Figure contents as structured data

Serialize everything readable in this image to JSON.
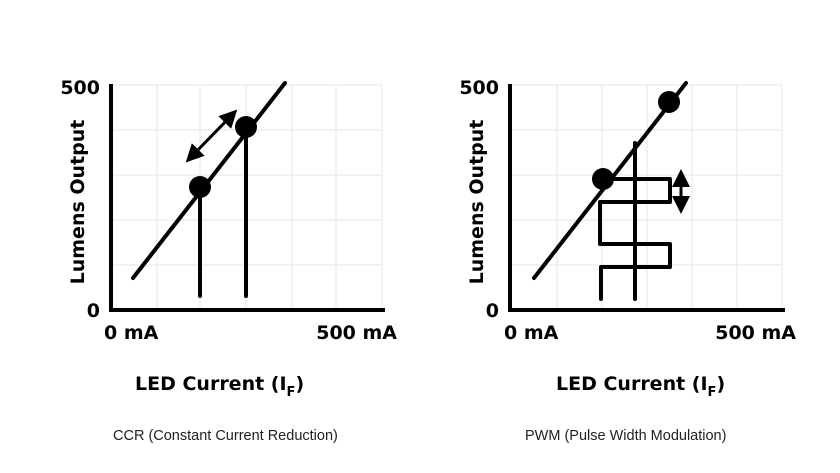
{
  "panels": [
    {
      "y_axis_label": "Lumens Output",
      "y_max": "500",
      "y_min": "0",
      "x_min": "0 mA",
      "x_max": "500 mA",
      "x_axis_label": "LED Current (I",
      "x_axis_subscript": "F",
      "x_axis_close": ")",
      "caption": "CCR (Constant Current Reduction)"
    },
    {
      "y_axis_label": "Lumens Output",
      "y_max": "500",
      "y_min": "0",
      "x_min": "0 mA",
      "x_max": "500 mA",
      "x_axis_label": "LED Current (I",
      "x_axis_subscript": "F",
      "x_axis_close": ")",
      "caption": "PWM (Pulse Width Modulation)"
    }
  ]
}
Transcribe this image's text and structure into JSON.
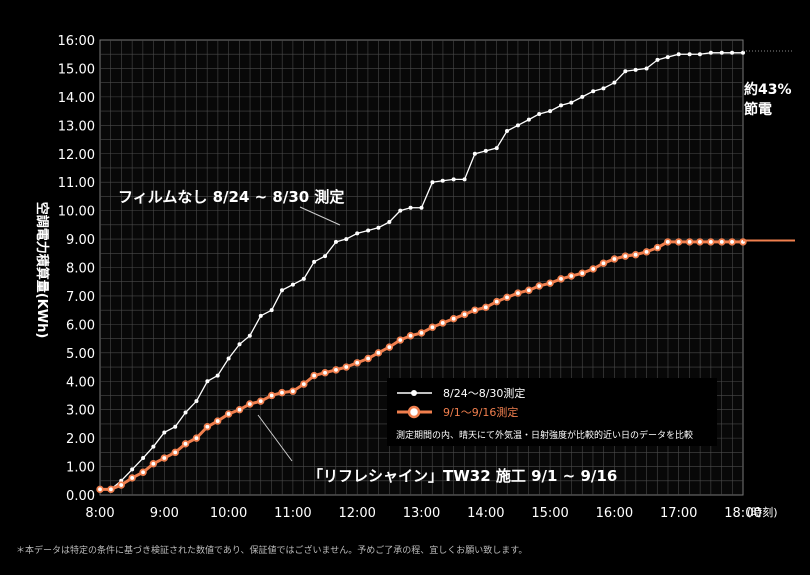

EXERCISE: All entries are to be retyped exactly. Omit any embedded images.

SOLUTION BELOW:
Serialize everything readable in this image to JSON.
{
  "panels": [
    {
      "y_axis_label": "Lumens Output",
      "y_max": "500",
      "y_min": "0",
      "x_min": "0 mA",
      "x_max": "500 mA",
      "x_axis_label": "LED Current (I",
      "x_axis_subscript": "F",
      "x_axis_close": ")",
      "caption": "CCR (Constant Current Reduction)"
    },
    {
      "y_axis_label": "Lumens Output",
      "y_max": "500",
      "y_min": "0",
      "x_min": "0 mA",
      "x_max": "500 mA",
      "x_axis_label": "LED Current (I",
      "x_axis_subscript": "F",
      "x_axis_close": ")",
      "caption": "PWM (Pulse Width Modulation)"
    }
  ]
}
Transcribe this image's text and structure into JSON.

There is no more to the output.